◆ **EXERCISE BRIEF**: Go through the lines below and copy each one that holds the string "ٹھیک".

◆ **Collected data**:
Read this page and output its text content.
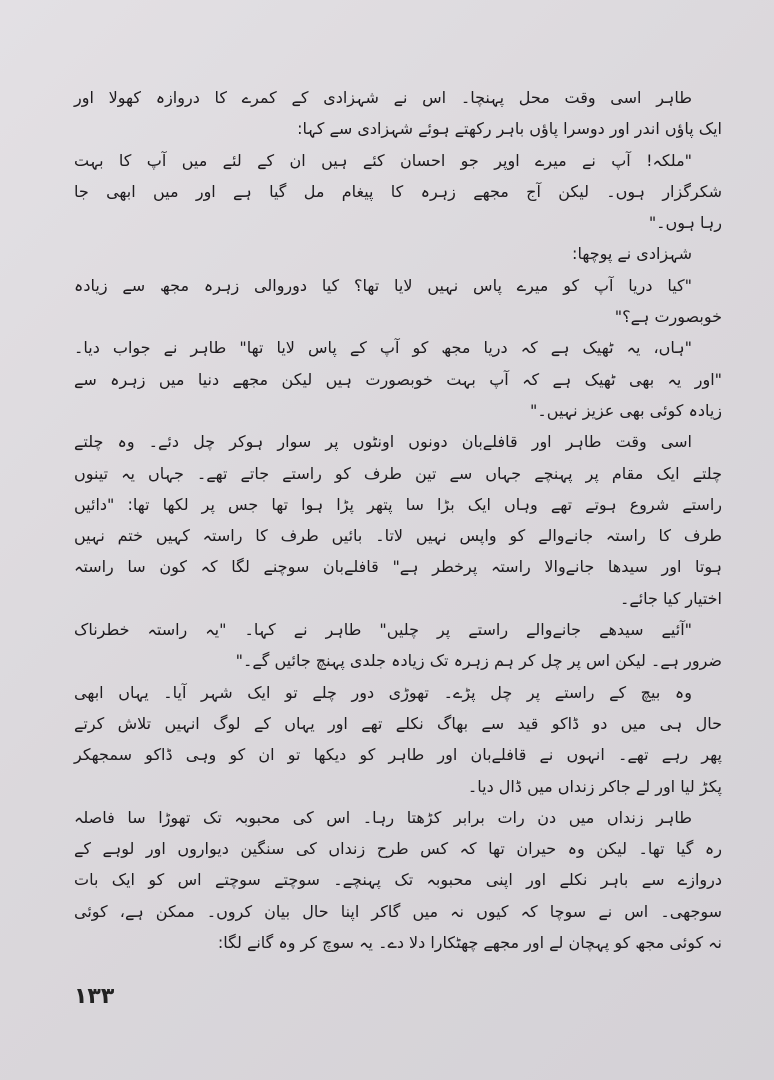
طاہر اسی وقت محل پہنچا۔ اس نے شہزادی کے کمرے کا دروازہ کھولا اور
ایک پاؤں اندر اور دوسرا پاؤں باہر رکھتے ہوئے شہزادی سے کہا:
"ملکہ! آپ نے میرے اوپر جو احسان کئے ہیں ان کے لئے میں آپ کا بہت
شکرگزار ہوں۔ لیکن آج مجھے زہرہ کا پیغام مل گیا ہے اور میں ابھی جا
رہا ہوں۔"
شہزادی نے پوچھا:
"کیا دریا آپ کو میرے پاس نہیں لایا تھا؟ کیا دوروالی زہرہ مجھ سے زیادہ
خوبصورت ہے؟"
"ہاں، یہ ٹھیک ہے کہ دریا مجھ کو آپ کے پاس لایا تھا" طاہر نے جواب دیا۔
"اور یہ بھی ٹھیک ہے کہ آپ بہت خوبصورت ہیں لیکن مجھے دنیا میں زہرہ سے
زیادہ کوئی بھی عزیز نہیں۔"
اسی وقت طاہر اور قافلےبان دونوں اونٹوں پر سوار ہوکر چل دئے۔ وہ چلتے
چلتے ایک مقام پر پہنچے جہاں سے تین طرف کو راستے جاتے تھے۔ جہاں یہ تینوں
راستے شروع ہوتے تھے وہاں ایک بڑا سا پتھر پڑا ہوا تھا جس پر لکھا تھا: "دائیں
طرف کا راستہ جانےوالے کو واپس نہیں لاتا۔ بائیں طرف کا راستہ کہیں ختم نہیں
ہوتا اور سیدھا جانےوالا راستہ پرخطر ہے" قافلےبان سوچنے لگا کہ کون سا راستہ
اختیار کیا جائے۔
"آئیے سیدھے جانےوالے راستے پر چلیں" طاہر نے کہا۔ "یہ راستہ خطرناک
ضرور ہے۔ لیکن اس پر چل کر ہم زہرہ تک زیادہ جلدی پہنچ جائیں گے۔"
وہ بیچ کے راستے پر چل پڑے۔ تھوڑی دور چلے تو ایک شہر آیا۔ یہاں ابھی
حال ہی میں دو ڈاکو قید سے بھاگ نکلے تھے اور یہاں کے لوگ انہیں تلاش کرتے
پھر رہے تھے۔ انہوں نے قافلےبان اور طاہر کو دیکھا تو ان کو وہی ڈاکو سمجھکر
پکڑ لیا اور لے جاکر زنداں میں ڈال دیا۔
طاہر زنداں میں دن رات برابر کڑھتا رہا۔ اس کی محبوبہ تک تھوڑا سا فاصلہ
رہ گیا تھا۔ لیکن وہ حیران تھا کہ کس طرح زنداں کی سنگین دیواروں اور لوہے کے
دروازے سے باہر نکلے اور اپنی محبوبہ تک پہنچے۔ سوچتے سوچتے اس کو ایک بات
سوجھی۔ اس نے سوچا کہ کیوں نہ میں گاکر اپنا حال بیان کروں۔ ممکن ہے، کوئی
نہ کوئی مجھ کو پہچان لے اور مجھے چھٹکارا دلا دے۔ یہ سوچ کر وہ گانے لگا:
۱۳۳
* * *
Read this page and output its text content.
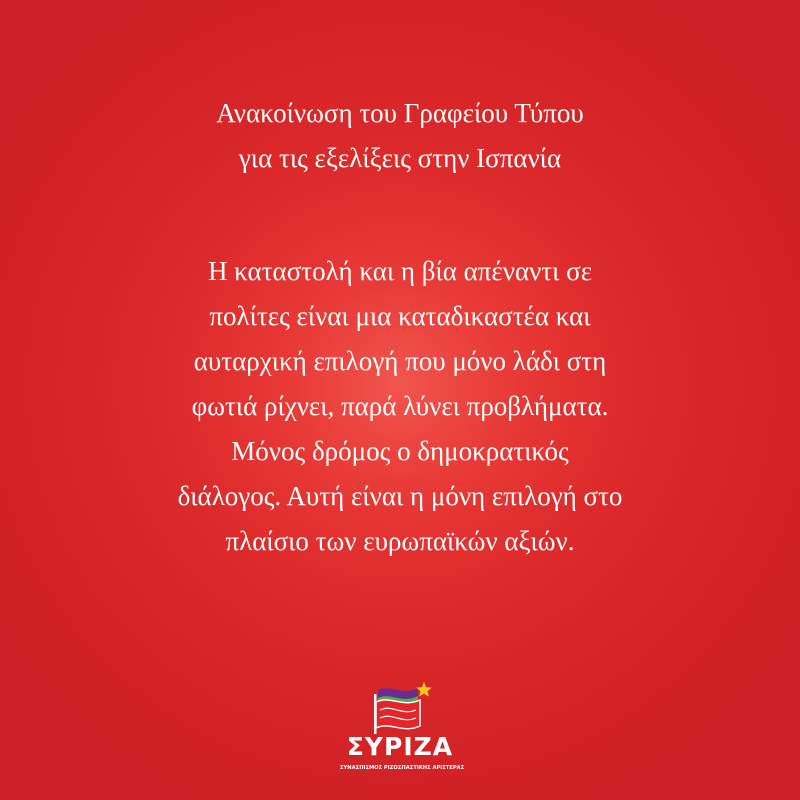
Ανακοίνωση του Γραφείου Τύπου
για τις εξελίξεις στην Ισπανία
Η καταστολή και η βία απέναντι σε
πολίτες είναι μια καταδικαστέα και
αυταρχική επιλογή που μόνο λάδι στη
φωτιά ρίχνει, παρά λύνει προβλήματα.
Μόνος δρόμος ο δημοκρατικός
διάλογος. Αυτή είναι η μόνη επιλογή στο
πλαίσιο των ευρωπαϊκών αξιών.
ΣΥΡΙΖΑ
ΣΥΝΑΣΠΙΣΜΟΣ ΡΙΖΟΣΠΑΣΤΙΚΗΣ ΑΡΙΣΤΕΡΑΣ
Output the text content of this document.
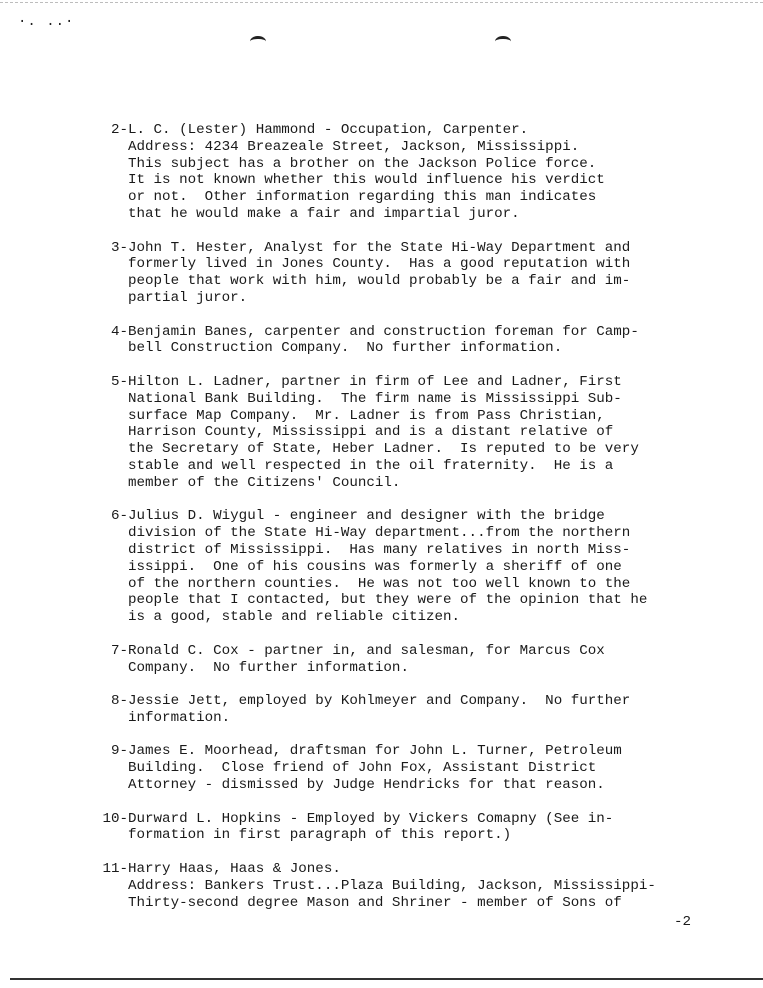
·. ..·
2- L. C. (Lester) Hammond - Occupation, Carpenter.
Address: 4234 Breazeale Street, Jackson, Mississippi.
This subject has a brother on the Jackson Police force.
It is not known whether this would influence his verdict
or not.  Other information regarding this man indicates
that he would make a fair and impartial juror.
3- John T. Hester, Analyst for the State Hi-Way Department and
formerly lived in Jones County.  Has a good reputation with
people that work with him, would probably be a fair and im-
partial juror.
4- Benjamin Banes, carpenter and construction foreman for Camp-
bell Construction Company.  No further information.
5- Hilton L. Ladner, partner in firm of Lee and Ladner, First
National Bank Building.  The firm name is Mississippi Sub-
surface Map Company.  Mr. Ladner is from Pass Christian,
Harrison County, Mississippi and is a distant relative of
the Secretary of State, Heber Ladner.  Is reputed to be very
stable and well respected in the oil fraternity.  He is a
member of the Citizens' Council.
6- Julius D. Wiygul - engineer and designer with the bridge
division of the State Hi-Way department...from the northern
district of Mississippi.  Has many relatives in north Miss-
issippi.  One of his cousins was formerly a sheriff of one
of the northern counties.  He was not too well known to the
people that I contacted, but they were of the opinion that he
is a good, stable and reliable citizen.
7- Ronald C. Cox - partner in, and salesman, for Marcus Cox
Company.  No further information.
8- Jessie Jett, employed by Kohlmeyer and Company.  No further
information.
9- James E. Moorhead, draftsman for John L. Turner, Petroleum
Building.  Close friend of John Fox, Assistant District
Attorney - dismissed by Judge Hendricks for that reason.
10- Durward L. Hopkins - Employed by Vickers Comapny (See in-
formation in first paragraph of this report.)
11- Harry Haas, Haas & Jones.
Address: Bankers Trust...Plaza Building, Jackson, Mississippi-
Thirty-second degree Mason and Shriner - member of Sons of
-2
* * *
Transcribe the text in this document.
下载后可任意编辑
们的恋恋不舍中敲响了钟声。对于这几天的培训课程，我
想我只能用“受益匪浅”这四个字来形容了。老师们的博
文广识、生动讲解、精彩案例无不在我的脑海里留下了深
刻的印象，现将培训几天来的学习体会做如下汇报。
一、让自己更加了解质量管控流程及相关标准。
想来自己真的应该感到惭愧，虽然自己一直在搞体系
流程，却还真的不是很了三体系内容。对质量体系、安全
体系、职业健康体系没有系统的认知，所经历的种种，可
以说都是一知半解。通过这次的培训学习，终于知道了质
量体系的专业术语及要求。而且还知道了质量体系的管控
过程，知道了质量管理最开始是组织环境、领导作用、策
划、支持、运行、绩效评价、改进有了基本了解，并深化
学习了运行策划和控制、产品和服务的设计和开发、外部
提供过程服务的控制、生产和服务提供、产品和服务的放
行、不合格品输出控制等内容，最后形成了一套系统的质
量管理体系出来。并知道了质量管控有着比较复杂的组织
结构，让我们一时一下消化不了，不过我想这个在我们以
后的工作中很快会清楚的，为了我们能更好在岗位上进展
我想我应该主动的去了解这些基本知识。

◆ **TASK RESULT**:
"ہاں، یہ ٹھیک ہے کہ دریا مجھ کو آپ کے پاس لایا تھا" طاہر نے جواب دیا۔
"اور یہ بھی ٹھیک ہے کہ آپ بہت خوبصورت ہیں لیکن مجھے دنیا میں زہرہ سے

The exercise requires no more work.